Written problem: Print the entries in full, word for word, but not the pictures.

=== Data lines ===

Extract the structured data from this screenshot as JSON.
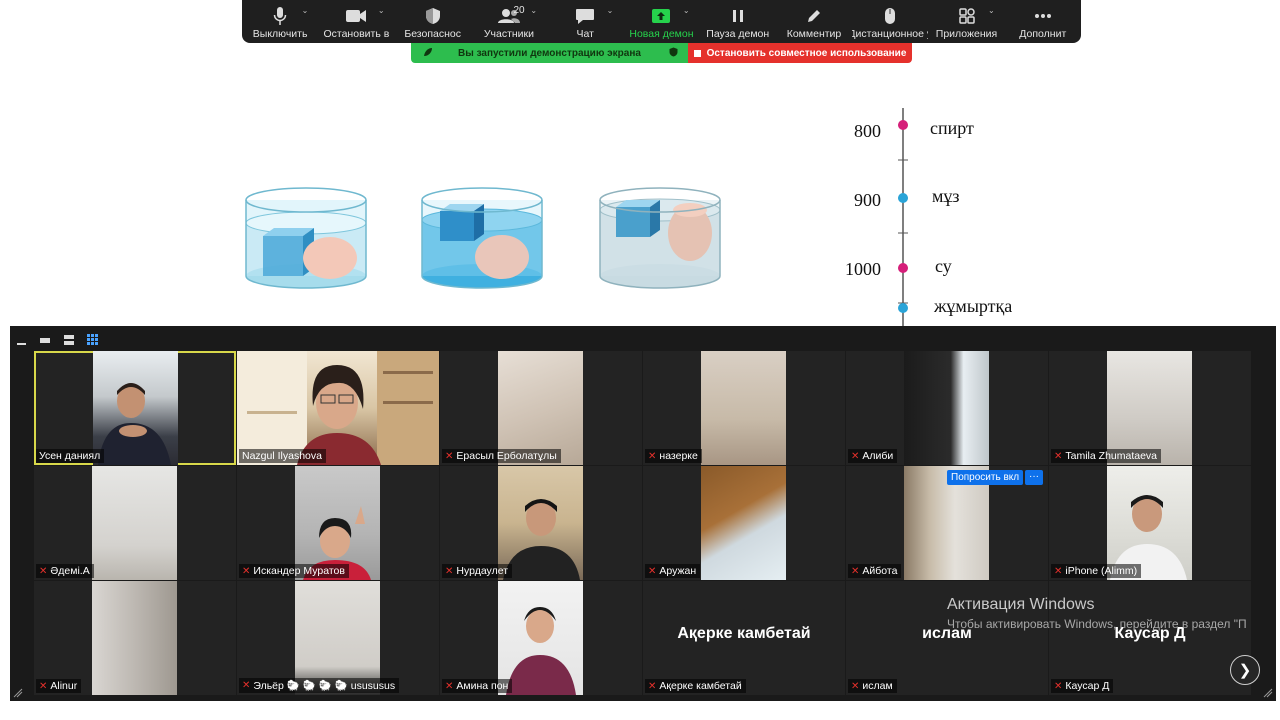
{
  "toolbar": {
    "items": [
      {
        "label": "Выключить",
        "icon": "microphone-icon"
      },
      {
        "label": "Остановить в",
        "icon": "video-camera-icon"
      },
      {
        "label": "Безопаснос",
        "icon": "shield-icon"
      },
      {
        "label": "Участники",
        "icon": "participants-icon",
        "count": "20"
      },
      {
        "label": "Чат",
        "icon": "chat-bubble-icon"
      },
      {
        "label": "Новая демон",
        "icon": "share-screen-icon"
      },
      {
        "label": "Пауза демон",
        "icon": "pause-icon"
      },
      {
        "label": "Комментир",
        "icon": "pencil-icon"
      },
      {
        "label": "Дистанционное у",
        "icon": "mouse-icon"
      },
      {
        "label": "Приложения",
        "icon": "apps-icon"
      },
      {
        "label": "Дополнит",
        "icon": "more-icon"
      }
    ],
    "colors": {
      "active_green": "#26d24c"
    }
  },
  "share_banner": {
    "sharing": "Вы запустили демонстрацию экрана",
    "stop": "Остановить совместное использование"
  },
  "slide": {
    "scale": [
      {
        "value": "800",
        "label": "спирт"
      },
      {
        "value": "900",
        "label": "мұз"
      },
      {
        "value": "1000",
        "label": "су"
      },
      {
        "value": "",
        "label": "жұмыртқа"
      }
    ]
  },
  "gallery": {
    "participants": [
      {
        "name": "Усен даниял",
        "muted": false
      },
      {
        "name": "Nazgul Ilyashova",
        "muted": false
      },
      {
        "name": "Ерасыл Ерболатұлы",
        "muted": true
      },
      {
        "name": "назерке",
        "muted": true
      },
      {
        "name": "Алиби",
        "muted": true
      },
      {
        "name": "Tamila Zhumataeva",
        "muted": true
      },
      {
        "name": "Әдемі.А",
        "muted": true
      },
      {
        "name": "Искандер Муратов",
        "muted": true
      },
      {
        "name": "Нурдаулет",
        "muted": true
      },
      {
        "name": "Аружан",
        "muted": true
      },
      {
        "name": "Айбота",
        "muted": true
      },
      {
        "name": "iPhone (Alimm)",
        "muted": true
      },
      {
        "name": "Alinur",
        "muted": true
      },
      {
        "name": "Эльёр 🐑 🐑 🐑 🐑 usususus",
        "muted": true
      },
      {
        "name": "Амина пон",
        "muted": true
      },
      {
        "name": "Ақерке камбетай",
        "muted": true
      },
      {
        "name": "ислам",
        "muted": true
      },
      {
        "name": "Каусар Д",
        "muted": true
      }
    ],
    "big_names": [
      "Ақерке камбетай",
      "ислам",
      "Каусар Д"
    ],
    "request_button": "Попросить вкл",
    "more_button": "···"
  },
  "windows_watermark": {
    "title": "Активация Windows",
    "subtitle": "Чтобы активировать Windows, перейдите в раздел \"Параметры\"."
  }
}
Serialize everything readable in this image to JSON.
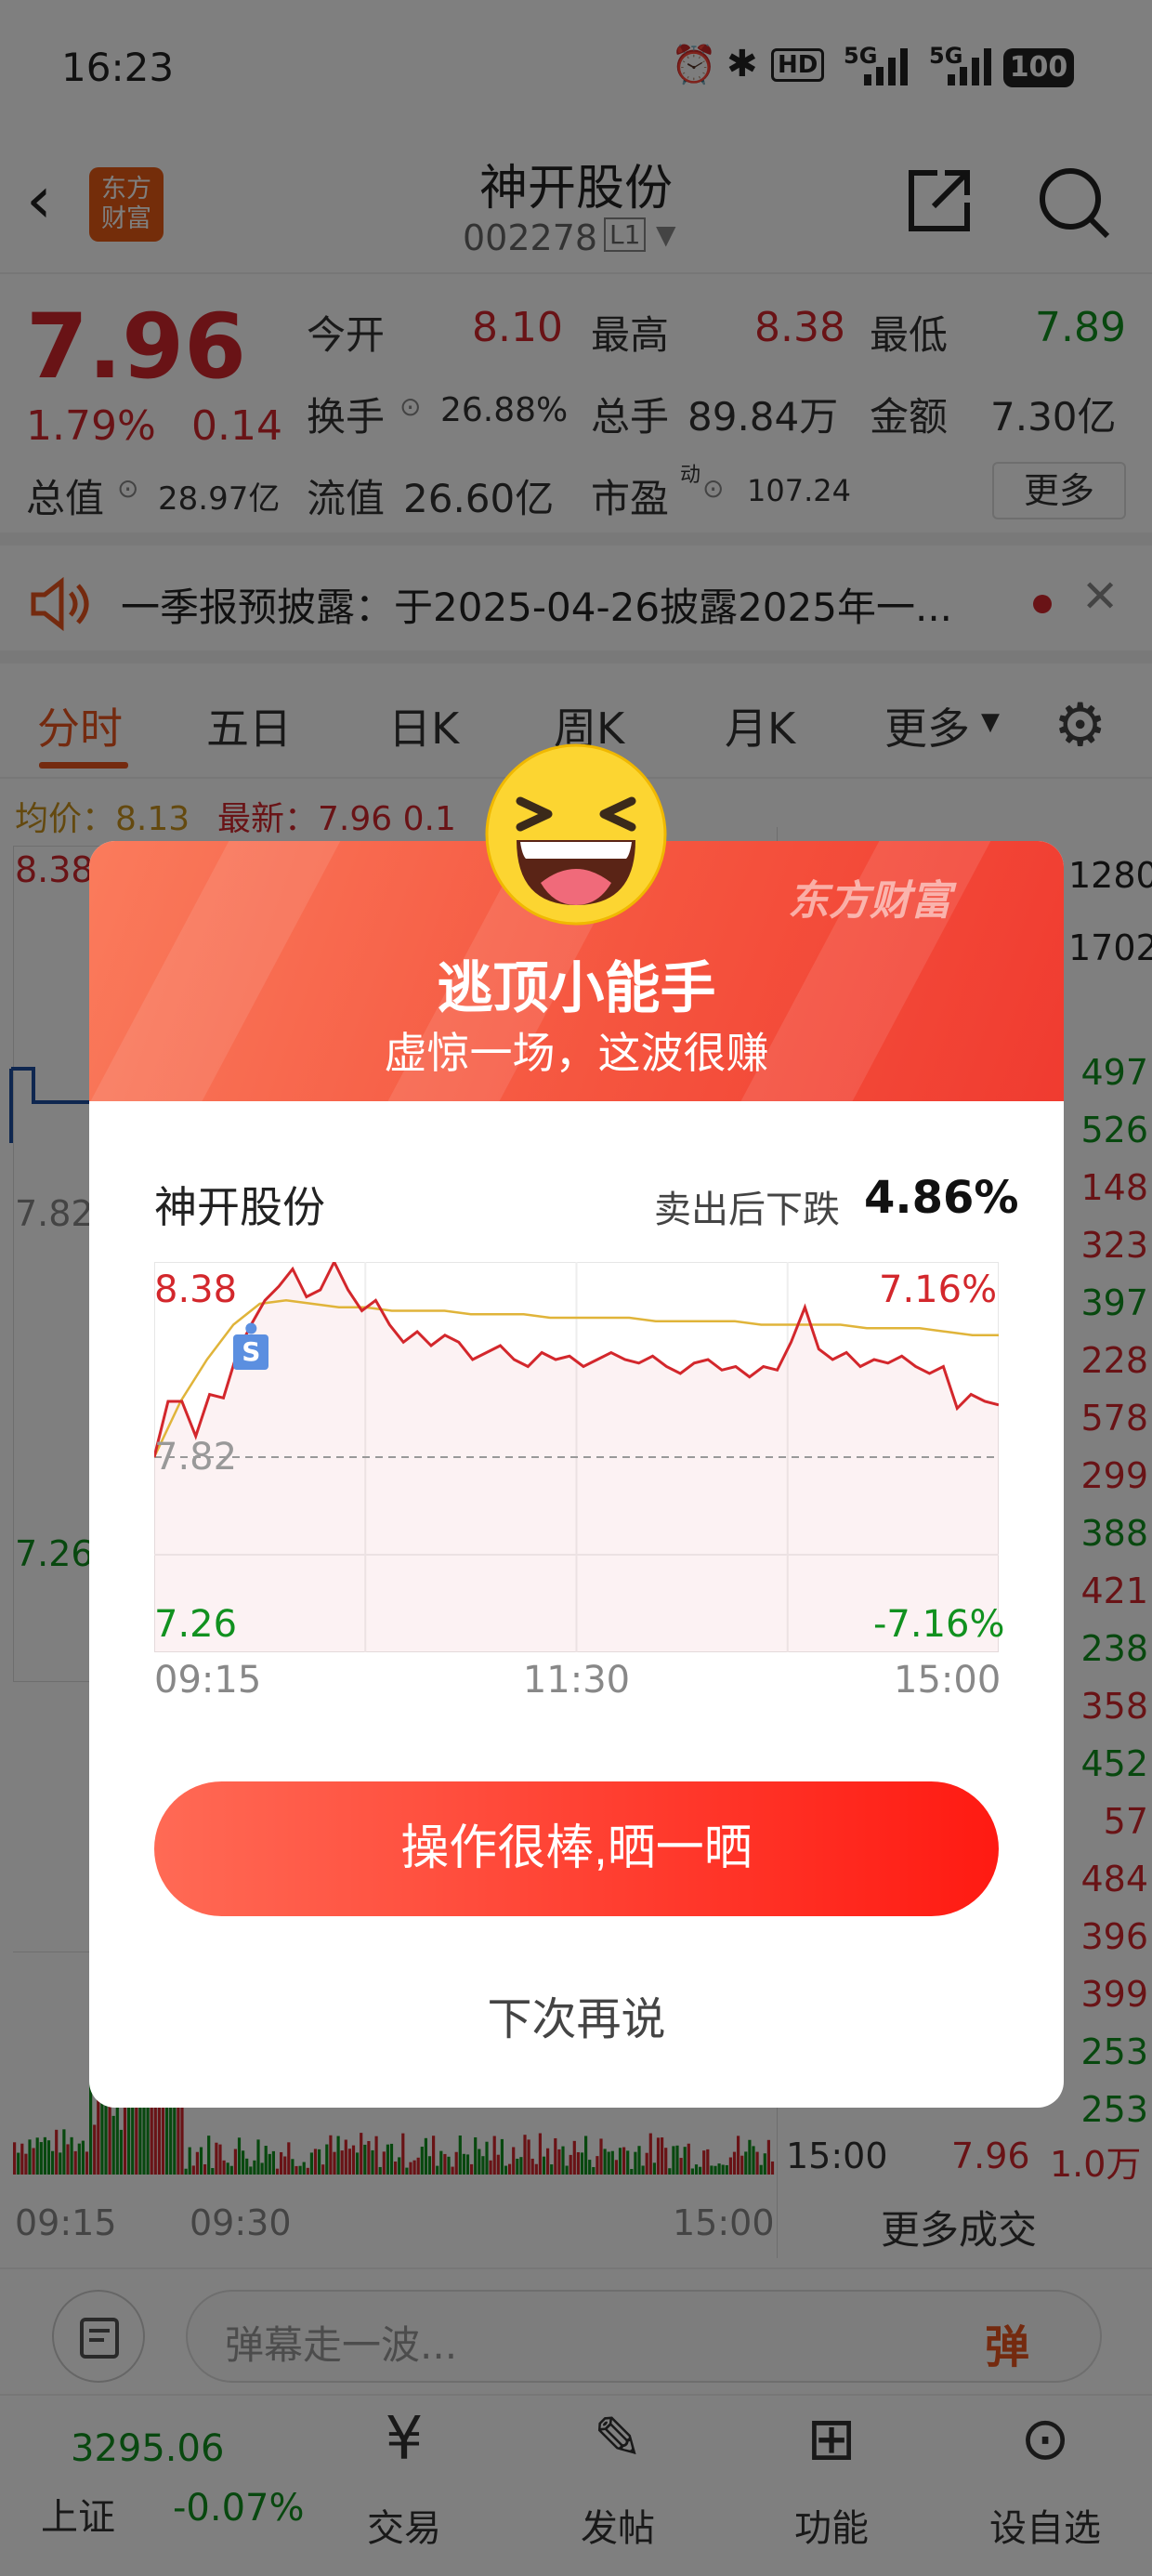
{
  "status_bar": {
    "time": "16:23",
    "battery": "100",
    "network": "5G"
  },
  "header": {
    "title": "神开股份",
    "code": "002278",
    "level": "L1",
    "logo_text_1": "东方",
    "logo_text_2": "财富"
  },
  "quote": {
    "price": "7.96",
    "change_pct": "1.79%",
    "change": "0.14",
    "fields": [
      {
        "label": "今开",
        "value": "8.10"
      },
      {
        "label": "最高",
        "value": "8.38"
      },
      {
        "label": "最低",
        "value": "7.89"
      },
      {
        "label": "换手",
        "value": "26.88%"
      },
      {
        "label": "总手",
        "value": "89.84万"
      },
      {
        "label": "金额",
        "value": "7.30亿"
      },
      {
        "label": "总值",
        "value": "28.97亿"
      },
      {
        "label": "流值",
        "value": "26.60亿"
      },
      {
        "label": "市盈",
        "value": "107.24",
        "sup": "动"
      }
    ],
    "more": "更多"
  },
  "notice": {
    "text": "一季报预披露：于2025-04-26披露2025年一..."
  },
  "tabs": [
    "分时",
    "五日",
    "日K",
    "周K",
    "月K",
    "更多"
  ],
  "chart_header": {
    "avg_label": "均价：",
    "avg_value": "8.13",
    "latest_label": "最新：",
    "latest_value": "7.96",
    "extra": "0.1"
  },
  "bg_chart": {
    "y_high": "8.38",
    "y_mid": "7.82",
    "y_low": "7.26",
    "x_start": "09:15",
    "x_mid": "09:30",
    "x_end": "15:00"
  },
  "right_column": [
    "1280",
    "1702",
    "497",
    "526",
    "148",
    "323",
    "397",
    "228",
    "578",
    "299",
    "388",
    "421",
    "238",
    "358",
    "452",
    "57",
    "484",
    "396",
    "399",
    "253",
    "253"
  ],
  "trade_row": {
    "time": "15:00",
    "price": "7.96",
    "vol": "1.0万",
    "more": "更多成交"
  },
  "comment": {
    "placeholder": "弹幕走一波...",
    "danmu": "弹"
  },
  "bottom_nav": {
    "index_value": "3295.06",
    "index_name": "上证",
    "index_change": "-0.07%",
    "items": [
      "交易",
      "发帖",
      "功能",
      "设自选"
    ]
  },
  "modal": {
    "brand": "东方财富",
    "title": "逃顶小能手",
    "subtitle": "虚惊一场，这波很赚",
    "stock_name": "神开股份",
    "drop_label": "卖出后下跌",
    "drop_value": "4.86%",
    "share_button": "操作很棒,晒一晒",
    "later": "下次再说",
    "sell_marker": "S"
  },
  "chart_data": {
    "type": "line",
    "title": "",
    "x_ticks": [
      "09:15",
      "11:30",
      "15:00"
    ],
    "ylim": [
      7.26,
      8.38
    ],
    "y_ticks_left": [
      "8.38",
      "7.82",
      "7.26"
    ],
    "y_ticks_right": [
      "7.16%",
      "-7.16%"
    ],
    "baseline": 7.82,
    "series": [
      {
        "values": [
          7.82,
          7.98,
          7.98,
          7.88,
          8.0,
          7.99,
          8.12,
          8.2,
          8.27,
          8.31,
          8.36,
          8.28,
          8.3,
          8.38,
          8.3,
          8.24,
          8.27,
          8.2,
          8.15,
          8.18,
          8.14,
          8.17,
          8.15,
          8.1,
          8.12,
          8.14,
          8.1,
          8.08,
          8.12,
          8.1,
          8.11,
          8.08,
          8.1,
          8.12,
          8.1,
          8.09,
          8.11,
          8.08,
          8.06,
          8.09,
          8.1,
          8.07,
          8.08,
          8.05,
          8.08,
          8.07,
          8.15,
          8.25,
          8.13,
          8.1,
          8.12,
          8.08,
          8.1,
          8.09,
          8.11,
          8.08,
          8.06,
          8.08,
          7.96,
          8.0,
          7.98,
          7.97
        ]
      },
      {
        "values": [
          7.82,
          7.98,
          8.1,
          8.2,
          8.26,
          8.27,
          8.26,
          8.25,
          8.25,
          8.24,
          8.24,
          8.24,
          8.23,
          8.23,
          8.23,
          8.22,
          8.22,
          8.22,
          8.22,
          8.21,
          8.21,
          8.21,
          8.21,
          8.2,
          8.2,
          8.2,
          8.2,
          8.19,
          8.19,
          8.19,
          8.18,
          8.17,
          8.17
        ]
      }
    ]
  },
  "colors": {
    "up": "#d3272c",
    "down": "#11911f",
    "accent": "#e8541e",
    "avg_line": "#e0b43a"
  }
}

===

The reply:
Extract the structured data from this screenshot as JSON.
{
  "toolbar": {
    "items": [
      {
        "label": "Выключить",
        "icon": "microphone-icon"
      },
      {
        "label": "Остановить в",
        "icon": "video-camera-icon"
      },
      {
        "label": "Безопаснос",
        "icon": "shield-icon"
      },
      {
        "label": "Участники",
        "icon": "participants-icon",
        "count": "20"
      },
      {
        "label": "Чат",
        "icon": "chat-bubble-icon"
      },
      {
        "label": "Новая демон",
        "icon": "share-screen-icon"
      },
      {
        "label": "Пауза демон",
        "icon": "pause-icon"
      },
      {
        "label": "Комментир",
        "icon": "pencil-icon"
      },
      {
        "label": "Дистанционное у",
        "icon": "mouse-icon"
      },
      {
        "label": "Приложения",
        "icon": "apps-icon"
      },
      {
        "label": "Дополнит",
        "icon": "more-icon"
      }
    ],
    "colors": {
      "active_green": "#26d24c"
    }
  },
  "share_banner": {
    "sharing": "Вы запустили демонстрацию экрана",
    "stop": "Остановить совместное использование"
  },
  "slide": {
    "scale": [
      {
        "value": "800",
        "label": "спирт"
      },
      {
        "value": "900",
        "label": "мұз"
      },
      {
        "value": "1000",
        "label": "су"
      },
      {
        "value": "",
        "label": "жұмыртқа"
      }
    ]
  },
  "gallery": {
    "participants": [
      {
        "name": "Усен даниял",
        "muted": false
      },
      {
        "name": "Nazgul Ilyashova",
        "muted": false
      },
      {
        "name": "Ерасыл Ерболатұлы",
        "muted": true
      },
      {
        "name": "назерке",
        "muted": true
      },
      {
        "name": "Алиби",
        "muted": true
      },
      {
        "name": "Tamila Zhumataeva",
        "muted": true
      },
      {
        "name": "Әдемі.А",
        "muted": true
      },
      {
        "name": "Искандер Муратов",
        "muted": true
      },
      {
        "name": "Нурдаулет",
        "muted": true
      },
      {
        "name": "Аружан",
        "muted": true
      },
      {
        "name": "Айбота",
        "muted": true
      },
      {
        "name": "iPhone (Alimm)",
        "muted": true
      },
      {
        "name": "Alinur",
        "muted": true
      },
      {
        "name": "Эльёр 🐑 🐑 🐑 🐑 usususus",
        "muted": true
      },
      {
        "name": "Амина пон",
        "muted": true
      },
      {
        "name": "Ақерке камбетай",
        "muted": true
      },
      {
        "name": "ислам",
        "muted": true
      },
      {
        "name": "Каусар Д",
        "muted": true
      }
    ],
    "big_names": [
      "Ақерке камбетай",
      "ислам",
      "Каусар Д"
    ],
    "request_button": "Попросить вкл",
    "more_button": "···"
  },
  "windows_watermark": {
    "title": "Активация Windows",
    "subtitle": "Чтобы активировать Windows, перейдите в раздел \"Параметры\"."
  }
}
Serialize everything readable in this image to JSON.
{
  "status_bar": {
    "time": "16:23",
    "battery": "100",
    "network": "5G"
  },
  "header": {
    "title": "神开股份",
    "code": "002278",
    "level": "L1",
    "logo_text_1": "东方",
    "logo_text_2": "财富"
  },
  "quote": {
    "price": "7.96",
    "change_pct": "1.79%",
    "change": "0.14",
    "fields": [
      {
        "label": "今开",
        "value": "8.10"
      },
      {
        "label": "最高",
        "value": "8.38"
      },
      {
        "label": "最低",
        "value": "7.89"
      },
      {
        "label": "换手",
        "value": "26.88%"
      },
      {
        "label": "总手",
        "value": "89.84万"
      },
      {
        "label": "金额",
        "value": "7.30亿"
      },
      {
        "label": "总值",
        "value": "28.97亿"
      },
      {
        "label": "流值",
        "value": "26.60亿"
      },
      {
        "label": "市盈",
        "value": "107.24",
        "sup": "动"
      }
    ],
    "more": "更多"
  },
  "notice": {
    "text": "一季报预披露：于2025-04-26披露2025年一..."
  },
  "tabs": [
    "分时",
    "五日",
    "日K",
    "周K",
    "月K",
    "更多"
  ],
  "chart_header": {
    "avg_label": "均价：",
    "avg_value": "8.13",
    "latest_label": "最新：",
    "latest_value": "7.96",
    "extra": "0.1"
  },
  "bg_chart": {
    "y_high": "8.38",
    "y_mid": "7.82",
    "y_low": "7.26",
    "x_start": "09:15",
    "x_mid": "09:30",
    "x_end": "15:00"
  },
  "right_column": [
    "1280",
    "1702",
    "497",
    "526",
    "148",
    "323",
    "397",
    "228",
    "578",
    "299",
    "388",
    "421",
    "238",
    "358",
    "452",
    "57",
    "484",
    "396",
    "399",
    "253",
    "253"
  ],
  "trade_row": {
    "time": "15:00",
    "price": "7.96",
    "vol": "1.0万",
    "more": "更多成交"
  },
  "comment": {
    "placeholder": "弹幕走一波...",
    "danmu": "弹"
  },
  "bottom_nav": {
    "index_value": "3295.06",
    "index_name": "上证",
    "index_change": "-0.07%",
    "items": [
      "交易",
      "发帖",
      "功能",
      "设自选"
    ]
  },
  "modal": {
    "brand": "东方财富",
    "title": "逃顶小能手",
    "subtitle": "虚惊一场，这波很赚",
    "stock_name": "神开股份",
    "drop_label": "卖出后下跌",
    "drop_value": "4.86%",
    "share_button": "操作很棒,晒一晒",
    "later": "下次再说",
    "sell_marker": "S"
  },
  "chart_data": {
    "type": "line",
    "title": "",
    "x_ticks": [
      "09:15",
      "11:30",
      "15:00"
    ],
    "ylim": [
      7.26,
      8.38
    ],
    "y_ticks_left": [
      "8.38",
      "7.82",
      "7.26"
    ],
    "y_ticks_right": [
      "7.16%",
      "-7.16%"
    ],
    "baseline": 7.82,
    "series": [
      {
        "values": [
          7.82,
          7.98,
          7.98,
          7.88,
          8.0,
          7.99,
          8.12,
          8.2,
          8.27,
          8.31,
          8.36,
          8.28,
          8.3,
          8.38,
          8.3,
          8.24,
          8.27,
          8.2,
          8.15,
          8.18,
          8.14,
          8.17,
          8.15,
          8.1,
          8.12,
          8.14,
          8.1,
          8.08,
          8.12,
          8.1,
          8.11,
          8.08,
          8.1,
          8.12,
          8.1,
          8.09,
          8.11,
          8.08,
          8.06,
          8.09,
          8.1,
          8.07,
          8.08,
          8.05,
          8.08,
          8.07,
          8.15,
          8.25,
          8.13,
          8.1,
          8.12,
          8.08,
          8.1,
          8.09,
          8.11,
          8.08,
          8.06,
          8.08,
          7.96,
          8.0,
          7.98,
          7.97
        ]
      },
      {
        "values": [
          7.82,
          7.98,
          8.1,
          8.2,
          8.26,
          8.27,
          8.26,
          8.25,
          8.25,
          8.24,
          8.24,
          8.24,
          8.23,
          8.23,
          8.23,
          8.22,
          8.22,
          8.22,
          8.22,
          8.21,
          8.21,
          8.21,
          8.21,
          8.2,
          8.2,
          8.2,
          8.2,
          8.19,
          8.19,
          8.19,
          8.18,
          8.17,
          8.17
        ]
      }
    ]
  },
  "colors": {
    "up": "#d3272c",
    "down": "#11911f",
    "accent": "#e8541e",
    "avg_line": "#e0b43a"
  }
}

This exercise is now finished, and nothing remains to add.